→ **Goal of the exercise**: Please copy out each of the rows below word for word, with nothing changed.

--*--

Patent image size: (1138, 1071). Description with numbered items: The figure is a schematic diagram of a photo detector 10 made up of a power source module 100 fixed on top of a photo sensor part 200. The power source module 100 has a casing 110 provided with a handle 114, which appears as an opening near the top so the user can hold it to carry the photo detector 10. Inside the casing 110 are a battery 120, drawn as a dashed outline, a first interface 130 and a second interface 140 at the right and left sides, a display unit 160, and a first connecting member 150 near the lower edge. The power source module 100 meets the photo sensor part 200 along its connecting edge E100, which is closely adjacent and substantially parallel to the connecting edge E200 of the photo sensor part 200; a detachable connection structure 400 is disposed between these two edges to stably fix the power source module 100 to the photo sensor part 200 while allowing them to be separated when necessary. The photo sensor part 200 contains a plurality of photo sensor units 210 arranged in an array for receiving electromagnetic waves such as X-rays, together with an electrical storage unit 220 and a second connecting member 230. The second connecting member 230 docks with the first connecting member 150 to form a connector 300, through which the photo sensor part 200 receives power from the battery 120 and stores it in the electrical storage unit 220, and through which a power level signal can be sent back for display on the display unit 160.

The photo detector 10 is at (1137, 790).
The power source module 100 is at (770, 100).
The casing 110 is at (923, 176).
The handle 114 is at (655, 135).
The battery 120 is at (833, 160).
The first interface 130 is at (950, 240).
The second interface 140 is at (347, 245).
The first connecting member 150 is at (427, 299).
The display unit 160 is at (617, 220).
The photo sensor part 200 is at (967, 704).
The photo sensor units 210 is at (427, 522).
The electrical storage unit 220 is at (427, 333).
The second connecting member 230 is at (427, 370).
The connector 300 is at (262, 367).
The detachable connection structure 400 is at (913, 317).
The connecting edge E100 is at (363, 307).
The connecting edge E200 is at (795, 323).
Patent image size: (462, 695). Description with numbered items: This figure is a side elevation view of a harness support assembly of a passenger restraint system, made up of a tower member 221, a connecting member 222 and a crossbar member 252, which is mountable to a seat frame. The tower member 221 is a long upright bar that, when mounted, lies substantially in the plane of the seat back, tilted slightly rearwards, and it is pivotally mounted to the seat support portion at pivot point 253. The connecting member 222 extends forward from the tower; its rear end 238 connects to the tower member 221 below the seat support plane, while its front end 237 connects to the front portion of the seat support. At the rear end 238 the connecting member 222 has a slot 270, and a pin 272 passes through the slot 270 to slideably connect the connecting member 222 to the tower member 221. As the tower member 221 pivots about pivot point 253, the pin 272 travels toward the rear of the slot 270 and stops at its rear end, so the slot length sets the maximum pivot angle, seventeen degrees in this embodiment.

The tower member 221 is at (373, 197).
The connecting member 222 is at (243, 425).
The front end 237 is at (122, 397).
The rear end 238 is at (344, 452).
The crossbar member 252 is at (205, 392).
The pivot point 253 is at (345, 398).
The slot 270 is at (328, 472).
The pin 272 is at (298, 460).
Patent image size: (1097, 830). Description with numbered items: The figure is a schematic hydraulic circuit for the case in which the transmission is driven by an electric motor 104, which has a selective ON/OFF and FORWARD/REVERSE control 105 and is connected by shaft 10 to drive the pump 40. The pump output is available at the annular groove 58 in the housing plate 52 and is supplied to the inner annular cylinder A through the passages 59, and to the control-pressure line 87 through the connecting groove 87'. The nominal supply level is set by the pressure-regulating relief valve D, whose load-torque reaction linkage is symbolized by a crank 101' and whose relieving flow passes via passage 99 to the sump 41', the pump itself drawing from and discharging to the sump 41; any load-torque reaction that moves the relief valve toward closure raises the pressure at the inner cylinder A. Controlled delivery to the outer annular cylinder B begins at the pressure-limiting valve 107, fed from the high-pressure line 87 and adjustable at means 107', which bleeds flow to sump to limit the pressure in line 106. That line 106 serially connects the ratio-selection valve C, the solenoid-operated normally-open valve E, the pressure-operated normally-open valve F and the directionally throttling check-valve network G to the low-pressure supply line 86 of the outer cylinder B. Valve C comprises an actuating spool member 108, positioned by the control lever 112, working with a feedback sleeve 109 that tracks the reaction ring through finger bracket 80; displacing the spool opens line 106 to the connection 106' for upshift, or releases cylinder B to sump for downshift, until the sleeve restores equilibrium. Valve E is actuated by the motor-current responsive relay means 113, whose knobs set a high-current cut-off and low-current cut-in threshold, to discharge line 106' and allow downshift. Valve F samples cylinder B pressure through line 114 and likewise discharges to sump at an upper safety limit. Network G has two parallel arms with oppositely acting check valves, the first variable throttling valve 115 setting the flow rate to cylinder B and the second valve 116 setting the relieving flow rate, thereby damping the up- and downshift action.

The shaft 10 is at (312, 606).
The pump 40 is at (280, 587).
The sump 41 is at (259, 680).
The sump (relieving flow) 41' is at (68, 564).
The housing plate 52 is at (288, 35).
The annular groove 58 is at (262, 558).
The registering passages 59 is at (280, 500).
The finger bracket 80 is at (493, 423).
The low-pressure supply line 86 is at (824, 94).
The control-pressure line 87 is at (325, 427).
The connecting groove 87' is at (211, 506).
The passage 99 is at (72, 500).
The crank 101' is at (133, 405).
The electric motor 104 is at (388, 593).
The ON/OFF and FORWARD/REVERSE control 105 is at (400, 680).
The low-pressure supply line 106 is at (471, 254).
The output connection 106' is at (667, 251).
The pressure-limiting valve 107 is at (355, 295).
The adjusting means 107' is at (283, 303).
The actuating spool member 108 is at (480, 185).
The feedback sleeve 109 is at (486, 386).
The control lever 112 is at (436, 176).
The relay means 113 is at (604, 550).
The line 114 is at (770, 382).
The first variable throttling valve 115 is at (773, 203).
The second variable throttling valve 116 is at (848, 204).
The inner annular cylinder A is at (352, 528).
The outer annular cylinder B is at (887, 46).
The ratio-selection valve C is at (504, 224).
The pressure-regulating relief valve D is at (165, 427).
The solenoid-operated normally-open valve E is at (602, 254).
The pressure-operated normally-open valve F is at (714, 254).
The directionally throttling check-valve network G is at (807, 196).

--*--

→ **The response**:
Patent image size: (1138, 1071). Description with numbered items: The figure is a schematic diagram of a photo detector 10 made up of a power source module 100 fixed on top of a photo sensor part 200. The power source module 100 has a casing 110 provided with a handle 114, which appears as an opening near the top so the user can hold it to carry the photo detector 10. Inside the casing 110 are a battery 120, drawn as a dashed outline, a first interface 130 and a second interface 140 at the right and left sides, a display unit 160, and a first connecting member 150 near the lower edge. The power source module 100 meets the photo sensor part 200 along its connecting edge E100, which is closely adjacent and substantially parallel to the connecting edge E200 of the photo sensor part 200; a detachable connection structure 400 is disposed between these two edges to stably fix the power source module 100 to the photo sensor part 200 while allowing them to be separated when necessary. The photo sensor part 200 contains a plurality of photo sensor units 210 arranged in an array for receiving electromagnetic waves such as X-rays, together with an electrical storage unit 220 and a second connecting member 230. The second connecting member 230 docks with the first connecting member 150 to form a connector 300, through which the photo sensor part 200 receives power from the battery 120 and stores it in the electrical storage unit 220, and through which a power level signal can be sent back for display on the display unit 160.

The photo detector 10 is at (1137, 790).
The power source module 100 is at (770, 100).
The casing 110 is at (923, 176).
The handle 114 is at (655, 135).
The battery 120 is at (833, 160).
The first interface 130 is at (950, 240).
The second interface 140 is at (347, 245).
The first connecting member 150 is at (427, 299).
The display unit 160 is at (617, 220).
The photo sensor part 200 is at (967, 704).
The photo sensor units 210 is at (427, 522).
The electrical storage unit 220 is at (427, 333).
The second connecting member 230 is at (427, 370).
The connector 300 is at (262, 367).
The detachable connection structure 400 is at (913, 317).
The connecting edge E100 is at (363, 307).
The connecting edge E200 is at (795, 323).
Patent image size: (462, 695). Description with numbered items: This figure is a side elevation view of a harness support assembly of a passenger restraint system, made up of a tower member 221, a connecting member 222 and a crossbar member 252, which is mountable to a seat frame. The tower member 221 is a long upright bar that, when mounted, lies substantially in the plane of the seat back, tilted slightly rearwards, and it is pivotally mounted to the seat support portion at pivot point 253. The connecting member 222 extends forward from the tower; its rear end 238 connects to the tower member 221 below the seat support plane, while its front end 237 connects to the front portion of the seat support. At the rear end 238 the connecting member 222 has a slot 270, and a pin 272 passes through the slot 270 to slideably connect the connecting member 222 to the tower member 221. As the tower member 221 pivots about pivot point 253, the pin 272 travels toward the rear of the slot 270 and stops at its rear end, so the slot length sets the maximum pivot angle, seventeen degrees in this embodiment.

The tower member 221 is at (373, 197).
The connecting member 222 is at (243, 425).
The front end 237 is at (122, 397).
The rear end 238 is at (344, 452).
The crossbar member 252 is at (205, 392).
The pivot point 253 is at (345, 398).
The slot 270 is at (328, 472).
The pin 272 is at (298, 460).
Patent image size: (1097, 830). Description with numbered items: The figure is a schematic hydraulic circuit for the case in which the transmission is driven by an electric motor 104, which has a selective ON/OFF and FORWARD/REVERSE control 105 and is connected by shaft 10 to drive the pump 40. The pump output is available at the annular groove 58 in the housing plate 52 and is supplied to the inner annular cylinder A through the passages 59, and to the control-pressure line 87 through the connecting groove 87'. The nominal supply level is set by the pressure-regulating relief valve D, whose load-torque reaction linkage is symbolized by a crank 101' and whose relieving flow passes via passage 99 to the sump 41', the pump itself drawing from and discharging to the sump 41; any load-torque reaction that moves the relief valve toward closure raises the pressure at the inner cylinder A. Controlled delivery to the outer annular cylinder B begins at the pressure-limiting valve 107, fed from the high-pressure line 87 and adjustable at means 107', which bleeds flow to sump to limit the pressure in line 106. That line 106 serially connects the ratio-selection valve C, the solenoid-operated normally-open valve E, the pressure-operated normally-open valve F and the directionally throttling check-valve network G to the low-pressure supply line 86 of the outer cylinder B. Valve C comprises an actuating spool member 108, positioned by the control lever 112, working with a feedback sleeve 109 that tracks the reaction ring through finger bracket 80; displacing the spool opens line 106 to the connection 106' for upshift, or releases cylinder B to sump for downshift, until the sleeve restores equilibrium. Valve E is actuated by the motor-current responsive relay means 113, whose knobs set a high-current cut-off and low-current cut-in threshold, to discharge line 106' and allow downshift. Valve F samples cylinder B pressure through line 114 and likewise discharges to sump at an upper safety limit. Network G has two parallel arms with oppositely acting check valves, the first variable throttling valve 115 setting the flow rate to cylinder B and the second valve 116 setting the relieving flow rate, thereby damping the up- and downshift action.

The shaft 10 is at (312, 606).
The pump 40 is at (280, 587).
The sump 41 is at (259, 680).
The sump (relieving flow) 41' is at (68, 564).
The housing plate 52 is at (288, 35).
The annular groove 58 is at (262, 558).
The registering passages 59 is at (280, 500).
The finger bracket 80 is at (493, 423).
The low-pressure supply line 86 is at (824, 94).
The control-pressure line 87 is at (325, 427).
The connecting groove 87' is at (211, 506).
The passage 99 is at (72, 500).
The crank 101' is at (133, 405).
The electric motor 104 is at (388, 593).
The ON/OFF and FORWARD/REVERSE control 105 is at (400, 680).
The low-pressure supply line 106 is at (471, 254).
The output connection 106' is at (667, 251).
The pressure-limiting valve 107 is at (355, 295).
The adjusting means 107' is at (283, 303).
The actuating spool member 108 is at (480, 185).
The feedback sleeve 109 is at (486, 386).
The control lever 112 is at (436, 176).
The relay means 113 is at (604, 550).
The line 114 is at (770, 382).
The first variable throttling valve 115 is at (773, 203).
The second variable throttling valve 116 is at (848, 204).
The inner annular cylinder A is at (352, 528).
The outer annular cylinder B is at (887, 46).
The ratio-selection valve C is at (504, 224).
The pressure-regulating relief valve D is at (165, 427).
The solenoid-operated normally-open valve E is at (602, 254).
The pressure-operated normally-open valve F is at (714, 254).
The directionally throttling check-valve network G is at (807, 196).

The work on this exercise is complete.